>> START PROVIDED DATA

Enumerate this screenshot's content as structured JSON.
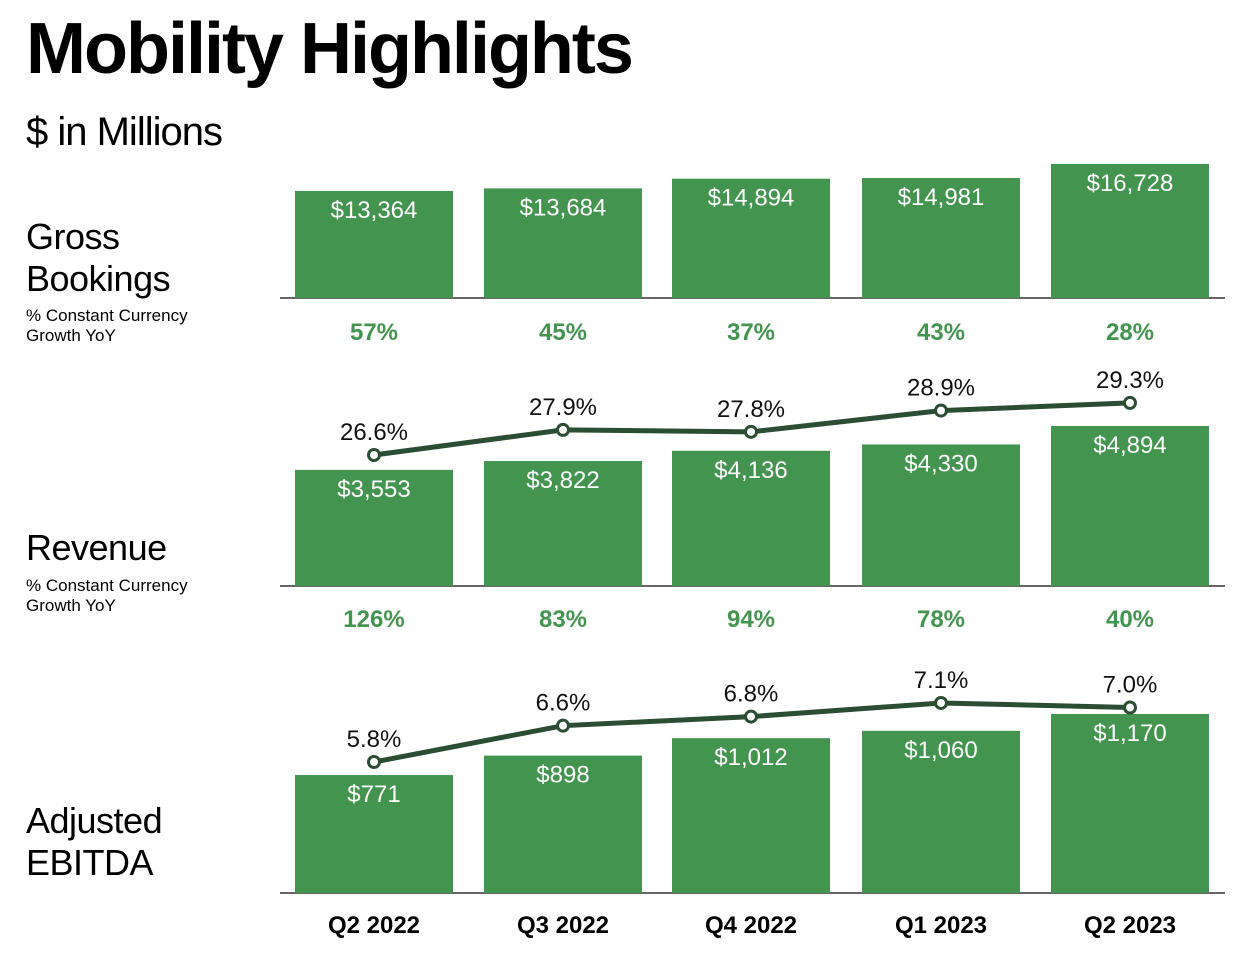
{
  "title": "Mobility Highlights",
  "subtitle": "$ in Millions",
  "chart_data": {
    "type": "bar",
    "categories": [
      "Q2 2022",
      "Q3 2022",
      "Q4 2022",
      "Q1 2023",
      "Q2 2023"
    ],
    "colors": {
      "bar": "#43944f",
      "line": "#2b4d33",
      "growth_text": "#43944f"
    },
    "panels": [
      {
        "label": "Gross Bookings",
        "sublabel": "% Constant Currency Growth YoY",
        "values": [
          13364,
          13684,
          14894,
          14981,
          16728
        ],
        "value_labels": [
          "$13,364",
          "$13,684",
          "$14,894",
          "$14,981",
          "$16,728"
        ],
        "growth": [
          "57%",
          "45%",
          "37%",
          "43%",
          "28%"
        ]
      },
      {
        "label": "Revenue",
        "sublabel": "% Constant Currency Growth YoY",
        "values": [
          3553,
          3822,
          4136,
          4330,
          4894
        ],
        "value_labels": [
          "$3,553",
          "$3,822",
          "$4,136",
          "$4,330",
          "$4,894"
        ],
        "growth": [
          "126%",
          "83%",
          "94%",
          "78%",
          "40%"
        ],
        "line": {
          "type": "line",
          "values": [
            26.6,
            27.9,
            27.8,
            28.9,
            29.3
          ],
          "labels": [
            "26.6%",
            "27.9%",
            "27.8%",
            "28.9%",
            "29.3%"
          ]
        }
      },
      {
        "label": "Adjusted EBITDA",
        "values": [
          771,
          898,
          1012,
          1060,
          1170
        ],
        "value_labels": [
          "$771",
          "$898",
          "$1,012",
          "$1,060",
          "$1,170"
        ],
        "line": {
          "type": "line",
          "values": [
            5.8,
            6.6,
            6.8,
            7.1,
            7.0
          ],
          "labels": [
            "5.8%",
            "6.6%",
            "6.8%",
            "7.1%",
            "7.0%"
          ]
        }
      }
    ]
  }
}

>> END PROVIDED DATA

* [YOUR GOAL] All records above are to be printed exactly, minus the pictures they contain.

* [COMPLETE RESPONSE]
Enumerate this screenshot's content as structured JSON.
{
  "title": "Mobility Highlights",
  "subtitle": "$ in Millions",
  "chart_data": {
    "type": "bar",
    "categories": [
      "Q2 2022",
      "Q3 2022",
      "Q4 2022",
      "Q1 2023",
      "Q2 2023"
    ],
    "colors": {
      "bar": "#43944f",
      "line": "#2b4d33",
      "growth_text": "#43944f"
    },
    "panels": [
      {
        "label": "Gross Bookings",
        "sublabel": "% Constant Currency Growth YoY",
        "values": [
          13364,
          13684,
          14894,
          14981,
          16728
        ],
        "value_labels": [
          "$13,364",
          "$13,684",
          "$14,894",
          "$14,981",
          "$16,728"
        ],
        "growth": [
          "57%",
          "45%",
          "37%",
          "43%",
          "28%"
        ]
      },
      {
        "label": "Revenue",
        "sublabel": "% Constant Currency Growth YoY",
        "values": [
          3553,
          3822,
          4136,
          4330,
          4894
        ],
        "value_labels": [
          "$3,553",
          "$3,822",
          "$4,136",
          "$4,330",
          "$4,894"
        ],
        "growth": [
          "126%",
          "83%",
          "94%",
          "78%",
          "40%"
        ],
        "line": {
          "type": "line",
          "values": [
            26.6,
            27.9,
            27.8,
            28.9,
            29.3
          ],
          "labels": [
            "26.6%",
            "27.9%",
            "27.8%",
            "28.9%",
            "29.3%"
          ]
        }
      },
      {
        "label": "Adjusted EBITDA",
        "values": [
          771,
          898,
          1012,
          1060,
          1170
        ],
        "value_labels": [
          "$771",
          "$898",
          "$1,012",
          "$1,060",
          "$1,170"
        ],
        "line": {
          "type": "line",
          "values": [
            5.8,
            6.6,
            6.8,
            7.1,
            7.0
          ],
          "labels": [
            "5.8%",
            "6.6%",
            "6.8%",
            "7.1%",
            "7.0%"
          ]
        }
      }
    ]
  }
}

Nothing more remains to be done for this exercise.